[start]

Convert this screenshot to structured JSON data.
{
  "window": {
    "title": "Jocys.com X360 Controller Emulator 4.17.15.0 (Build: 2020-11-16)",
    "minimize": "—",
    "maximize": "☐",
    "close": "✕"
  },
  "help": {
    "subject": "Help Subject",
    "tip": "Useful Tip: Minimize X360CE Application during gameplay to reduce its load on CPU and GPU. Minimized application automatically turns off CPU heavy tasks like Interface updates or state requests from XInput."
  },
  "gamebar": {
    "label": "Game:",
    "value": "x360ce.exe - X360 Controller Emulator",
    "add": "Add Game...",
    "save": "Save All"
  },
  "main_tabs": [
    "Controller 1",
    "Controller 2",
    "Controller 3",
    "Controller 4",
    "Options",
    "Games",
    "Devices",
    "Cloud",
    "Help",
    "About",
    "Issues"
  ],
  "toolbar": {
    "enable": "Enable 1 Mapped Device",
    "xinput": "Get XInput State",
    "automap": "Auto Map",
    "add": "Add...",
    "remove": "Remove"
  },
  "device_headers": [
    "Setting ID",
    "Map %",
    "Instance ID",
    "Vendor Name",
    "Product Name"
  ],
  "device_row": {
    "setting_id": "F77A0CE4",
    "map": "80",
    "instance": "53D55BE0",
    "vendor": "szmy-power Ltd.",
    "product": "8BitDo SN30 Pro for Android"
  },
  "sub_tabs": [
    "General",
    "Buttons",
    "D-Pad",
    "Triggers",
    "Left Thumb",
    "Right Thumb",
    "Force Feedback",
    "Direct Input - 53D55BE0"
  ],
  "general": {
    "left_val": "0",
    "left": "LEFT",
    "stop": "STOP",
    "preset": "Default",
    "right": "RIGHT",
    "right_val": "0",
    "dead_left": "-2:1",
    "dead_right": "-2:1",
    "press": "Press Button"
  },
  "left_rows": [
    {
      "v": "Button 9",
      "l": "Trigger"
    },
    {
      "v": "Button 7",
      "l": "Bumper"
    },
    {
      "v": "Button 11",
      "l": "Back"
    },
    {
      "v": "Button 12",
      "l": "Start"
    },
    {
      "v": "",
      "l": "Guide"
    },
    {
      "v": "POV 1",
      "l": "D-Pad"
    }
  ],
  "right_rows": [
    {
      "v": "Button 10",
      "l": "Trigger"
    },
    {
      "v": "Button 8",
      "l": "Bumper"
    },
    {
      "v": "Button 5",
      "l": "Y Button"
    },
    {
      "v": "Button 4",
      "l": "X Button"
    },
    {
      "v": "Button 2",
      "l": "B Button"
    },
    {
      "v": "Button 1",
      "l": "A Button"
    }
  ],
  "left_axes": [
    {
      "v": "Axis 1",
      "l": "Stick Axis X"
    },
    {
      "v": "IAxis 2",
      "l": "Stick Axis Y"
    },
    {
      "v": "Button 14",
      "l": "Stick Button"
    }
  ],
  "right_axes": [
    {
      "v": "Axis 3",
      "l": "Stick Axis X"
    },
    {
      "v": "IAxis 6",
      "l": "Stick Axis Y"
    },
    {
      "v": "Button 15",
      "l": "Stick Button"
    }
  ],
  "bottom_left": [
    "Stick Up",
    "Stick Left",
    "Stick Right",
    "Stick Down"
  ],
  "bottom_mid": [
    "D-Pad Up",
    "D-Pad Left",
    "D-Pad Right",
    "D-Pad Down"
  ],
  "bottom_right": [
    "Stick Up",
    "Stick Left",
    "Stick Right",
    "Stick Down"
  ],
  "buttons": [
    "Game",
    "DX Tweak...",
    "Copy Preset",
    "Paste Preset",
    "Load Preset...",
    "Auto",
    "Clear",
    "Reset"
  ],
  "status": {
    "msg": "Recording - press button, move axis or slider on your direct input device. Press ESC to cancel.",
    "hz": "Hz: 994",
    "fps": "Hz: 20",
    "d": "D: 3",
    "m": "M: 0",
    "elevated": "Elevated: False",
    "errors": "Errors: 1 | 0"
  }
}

[end]

**TASK DESCRIPTION:** Write out all records exactly, keeping every detail.

**OUTPUT:**
Convert this screenshot to structured JSON data.
{
  "window": {
    "title": "Jocys.com X360 Controller Emulator 4.17.15.0 (Build: 2020-11-16)",
    "minimize": "—",
    "maximize": "☐",
    "close": "✕"
  },
  "help": {
    "subject": "Help Subject",
    "tip": "Useful Tip: Minimize X360CE Application during gameplay to reduce its load on CPU and GPU. Minimized application automatically turns off CPU heavy tasks like Interface updates or state requests from XInput."
  },
  "gamebar": {
    "label": "Game:",
    "value": "x360ce.exe - X360 Controller Emulator",
    "add": "Add Game...",
    "save": "Save All"
  },
  "main_tabs": [
    "Controller 1",
    "Controller 2",
    "Controller 3",
    "Controller 4",
    "Options",
    "Games",
    "Devices",
    "Cloud",
    "Help",
    "About",
    "Issues"
  ],
  "toolbar": {
    "enable": "Enable 1 Mapped Device",
    "xinput": "Get XInput State",
    "automap": "Auto Map",
    "add": "Add...",
    "remove": "Remove"
  },
  "device_headers": [
    "Setting ID",
    "Map %",
    "Instance ID",
    "Vendor Name",
    "Product Name"
  ],
  "device_row": {
    "setting_id": "F77A0CE4",
    "map": "80",
    "instance": "53D55BE0",
    "vendor": "szmy-power Ltd.",
    "product": "8BitDo SN30 Pro for Android"
  },
  "sub_tabs": [
    "General",
    "Buttons",
    "D-Pad",
    "Triggers",
    "Left Thumb",
    "Right Thumb",
    "Force Feedback",
    "Direct Input - 53D55BE0"
  ],
  "general": {
    "left_val": "0",
    "left": "LEFT",
    "stop": "STOP",
    "preset": "Default",
    "right": "RIGHT",
    "right_val": "0",
    "dead_left": "-2:1",
    "dead_right": "-2:1",
    "press": "Press Button"
  },
  "left_rows": [
    {
      "v": "Button 9",
      "l": "Trigger"
    },
    {
      "v": "Button 7",
      "l": "Bumper"
    },
    {
      "v": "Button 11",
      "l": "Back"
    },
    {
      "v": "Button 12",
      "l": "Start"
    },
    {
      "v": "",
      "l": "Guide"
    },
    {
      "v": "POV 1",
      "l": "D-Pad"
    }
  ],
  "right_rows": [
    {
      "v": "Button 10",
      "l": "Trigger"
    },
    {
      "v": "Button 8",
      "l": "Bumper"
    },
    {
      "v": "Button 5",
      "l": "Y Button"
    },
    {
      "v": "Button 4",
      "l": "X Button"
    },
    {
      "v": "Button 2",
      "l": "B Button"
    },
    {
      "v": "Button 1",
      "l": "A Button"
    }
  ],
  "left_axes": [
    {
      "v": "Axis 1",
      "l": "Stick Axis X"
    },
    {
      "v": "IAxis 2",
      "l": "Stick Axis Y"
    },
    {
      "v": "Button 14",
      "l": "Stick Button"
    }
  ],
  "right_axes": [
    {
      "v": "Axis 3",
      "l": "Stick Axis X"
    },
    {
      "v": "IAxis 6",
      "l": "Stick Axis Y"
    },
    {
      "v": "Button 15",
      "l": "Stick Button"
    }
  ],
  "bottom_left": [
    "Stick Up",
    "Stick Left",
    "Stick Right",
    "Stick Down"
  ],
  "bottom_mid": [
    "D-Pad Up",
    "D-Pad Left",
    "D-Pad Right",
    "D-Pad Down"
  ],
  "bottom_right": [
    "Stick Up",
    "Stick Left",
    "Stick Right",
    "Stick Down"
  ],
  "buttons": [
    "Game",
    "DX Tweak...",
    "Copy Preset",
    "Paste Preset",
    "Load Preset...",
    "Auto",
    "Clear",
    "Reset"
  ],
  "status": {
    "msg": "Recording - press button, move axis or slider on your direct input device. Press ESC to cancel.",
    "hz": "Hz: 994",
    "fps": "Hz: 20",
    "d": "D: 3",
    "m": "M: 0",
    "elevated": "Elevated: False",
    "errors": "Errors: 1 | 0"
  }
}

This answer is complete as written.